◆ WHAT YOU NEED TO DO:
Write out every entry exactly as it stands.

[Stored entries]
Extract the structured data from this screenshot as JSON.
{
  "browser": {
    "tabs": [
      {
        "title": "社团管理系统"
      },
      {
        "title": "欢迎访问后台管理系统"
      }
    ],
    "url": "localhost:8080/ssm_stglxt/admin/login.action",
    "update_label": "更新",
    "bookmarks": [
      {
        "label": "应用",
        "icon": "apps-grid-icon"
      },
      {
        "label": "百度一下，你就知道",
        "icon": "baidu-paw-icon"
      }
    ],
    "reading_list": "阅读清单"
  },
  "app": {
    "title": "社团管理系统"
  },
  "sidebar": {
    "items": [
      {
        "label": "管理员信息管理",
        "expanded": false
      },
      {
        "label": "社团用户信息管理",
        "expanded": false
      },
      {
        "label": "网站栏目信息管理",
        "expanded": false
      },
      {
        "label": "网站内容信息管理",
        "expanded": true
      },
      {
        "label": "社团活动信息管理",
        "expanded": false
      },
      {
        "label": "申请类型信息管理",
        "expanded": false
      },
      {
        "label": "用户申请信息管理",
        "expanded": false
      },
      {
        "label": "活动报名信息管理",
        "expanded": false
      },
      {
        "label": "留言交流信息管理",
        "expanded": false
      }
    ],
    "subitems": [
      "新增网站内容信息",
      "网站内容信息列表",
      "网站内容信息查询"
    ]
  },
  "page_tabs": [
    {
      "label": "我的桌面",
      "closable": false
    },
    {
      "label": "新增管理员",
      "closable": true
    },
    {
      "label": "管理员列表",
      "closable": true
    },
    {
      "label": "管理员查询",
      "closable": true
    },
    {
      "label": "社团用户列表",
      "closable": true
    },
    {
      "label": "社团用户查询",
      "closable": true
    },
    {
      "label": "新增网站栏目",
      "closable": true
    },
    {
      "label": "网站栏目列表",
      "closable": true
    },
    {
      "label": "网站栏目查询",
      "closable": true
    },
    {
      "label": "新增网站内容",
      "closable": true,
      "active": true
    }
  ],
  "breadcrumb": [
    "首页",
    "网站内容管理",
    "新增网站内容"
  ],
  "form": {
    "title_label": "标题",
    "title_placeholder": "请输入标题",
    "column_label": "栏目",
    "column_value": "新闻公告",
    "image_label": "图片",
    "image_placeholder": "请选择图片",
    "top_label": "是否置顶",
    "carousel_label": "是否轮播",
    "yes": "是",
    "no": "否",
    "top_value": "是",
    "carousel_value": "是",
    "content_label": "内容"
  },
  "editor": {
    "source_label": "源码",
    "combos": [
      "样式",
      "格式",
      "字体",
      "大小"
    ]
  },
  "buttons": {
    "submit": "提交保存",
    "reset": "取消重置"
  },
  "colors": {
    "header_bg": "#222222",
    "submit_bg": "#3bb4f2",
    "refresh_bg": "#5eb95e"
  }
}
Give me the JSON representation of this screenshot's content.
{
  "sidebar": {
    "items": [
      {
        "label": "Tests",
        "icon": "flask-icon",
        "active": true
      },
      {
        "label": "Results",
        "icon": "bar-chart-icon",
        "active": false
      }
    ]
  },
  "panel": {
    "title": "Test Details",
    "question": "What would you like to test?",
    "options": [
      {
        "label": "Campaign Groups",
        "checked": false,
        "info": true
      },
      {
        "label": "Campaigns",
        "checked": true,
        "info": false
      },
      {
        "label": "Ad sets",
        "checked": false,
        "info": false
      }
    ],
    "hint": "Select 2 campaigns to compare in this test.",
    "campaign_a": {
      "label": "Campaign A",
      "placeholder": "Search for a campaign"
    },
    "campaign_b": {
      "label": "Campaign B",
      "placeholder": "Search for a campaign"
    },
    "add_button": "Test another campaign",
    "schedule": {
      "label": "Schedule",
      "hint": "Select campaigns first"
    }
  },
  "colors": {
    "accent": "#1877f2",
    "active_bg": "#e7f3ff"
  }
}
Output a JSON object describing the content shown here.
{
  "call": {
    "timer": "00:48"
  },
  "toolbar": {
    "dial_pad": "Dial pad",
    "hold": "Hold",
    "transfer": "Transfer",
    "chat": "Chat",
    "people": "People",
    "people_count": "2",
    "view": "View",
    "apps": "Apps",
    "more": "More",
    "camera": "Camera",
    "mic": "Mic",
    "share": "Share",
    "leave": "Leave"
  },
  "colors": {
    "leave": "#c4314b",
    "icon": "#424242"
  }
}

◆ REPLY TO THE TASK:
Extract the structured data from this screenshot as JSON.
{
  "browser": {
    "tabs": [
      {
        "title": "社团管理系统"
      },
      {
        "title": "欢迎访问后台管理系统"
      }
    ],
    "url": "localhost:8080/ssm_stglxt/admin/login.action",
    "update_label": "更新",
    "bookmarks": [
      {
        "label": "应用",
        "icon": "apps-grid-icon"
      },
      {
        "label": "百度一下，你就知道",
        "icon": "baidu-paw-icon"
      }
    ],
    "reading_list": "阅读清单"
  },
  "app": {
    "title": "社团管理系统"
  },
  "sidebar": {
    "items": [
      {
        "label": "管理员信息管理",
        "expanded": false
      },
      {
        "label": "社团用户信息管理",
        "expanded": false
      },
      {
        "label": "网站栏目信息管理",
        "expanded": false
      },
      {
        "label": "网站内容信息管理",
        "expanded": true
      },
      {
        "label": "社团活动信息管理",
        "expanded": false
      },
      {
        "label": "申请类型信息管理",
        "expanded": false
      },
      {
        "label": "用户申请信息管理",
        "expanded": false
      },
      {
        "label": "活动报名信息管理",
        "expanded": false
      },
      {
        "label": "留言交流信息管理",
        "expanded": false
      }
    ],
    "subitems": [
      "新增网站内容信息",
      "网站内容信息列表",
      "网站内容信息查询"
    ]
  },
  "page_tabs": [
    {
      "label": "我的桌面",
      "closable": false
    },
    {
      "label": "新增管理员",
      "closable": true
    },
    {
      "label": "管理员列表",
      "closable": true
    },
    {
      "label": "管理员查询",
      "closable": true
    },
    {
      "label": "社团用户列表",
      "closable": true
    },
    {
      "label": "社团用户查询",
      "closable": true
    },
    {
      "label": "新增网站栏目",
      "closable": true
    },
    {
      "label": "网站栏目列表",
      "closable": true
    },
    {
      "label": "网站栏目查询",
      "closable": true
    },
    {
      "label": "新增网站内容",
      "closable": true,
      "active": true
    }
  ],
  "breadcrumb": [
    "首页",
    "网站内容管理",
    "新增网站内容"
  ],
  "form": {
    "title_label": "标题",
    "title_placeholder": "请输入标题",
    "column_label": "栏目",
    "column_value": "新闻公告",
    "image_label": "图片",
    "image_placeholder": "请选择图片",
    "top_label": "是否置顶",
    "carousel_label": "是否轮播",
    "yes": "是",
    "no": "否",
    "top_value": "是",
    "carousel_value": "是",
    "content_label": "内容"
  },
  "editor": {
    "source_label": "源码",
    "combos": [
      "样式",
      "格式",
      "字体",
      "大小"
    ]
  },
  "buttons": {
    "submit": "提交保存",
    "reset": "取消重置"
  },
  "colors": {
    "header_bg": "#222222",
    "submit_bg": "#3bb4f2",
    "refresh_bg": "#5eb95e"
  }
}
Give me the JSON representation of this screenshot's content.
{
  "sidebar": {
    "items": [
      {
        "label": "Tests",
        "icon": "flask-icon",
        "active": true
      },
      {
        "label": "Results",
        "icon": "bar-chart-icon",
        "active": false
      }
    ]
  },
  "panel": {
    "title": "Test Details",
    "question": "What would you like to test?",
    "options": [
      {
        "label": "Campaign Groups",
        "checked": false,
        "info": true
      },
      {
        "label": "Campaigns",
        "checked": true,
        "info": false
      },
      {
        "label": "Ad sets",
        "checked": false,
        "info": false
      }
    ],
    "hint": "Select 2 campaigns to compare in this test.",
    "campaign_a": {
      "label": "Campaign A",
      "placeholder": "Search for a campaign"
    },
    "campaign_b": {
      "label": "Campaign B",
      "placeholder": "Search for a campaign"
    },
    "add_button": "Test another campaign",
    "schedule": {
      "label": "Schedule",
      "hint": "Select campaigns first"
    }
  },
  "colors": {
    "accent": "#1877f2",
    "active_bg": "#e7f3ff"
  }
}
Output a JSON object describing the content shown here.
{
  "call": {
    "timer": "00:48"
  },
  "toolbar": {
    "dial_pad": "Dial pad",
    "hold": "Hold",
    "transfer": "Transfer",
    "chat": "Chat",
    "people": "People",
    "people_count": "2",
    "view": "View",
    "apps": "Apps",
    "more": "More",
    "camera": "Camera",
    "mic": "Mic",
    "share": "Share",
    "leave": "Leave"
  },
  "colors": {
    "leave": "#c4314b",
    "icon": "#424242"
  }
}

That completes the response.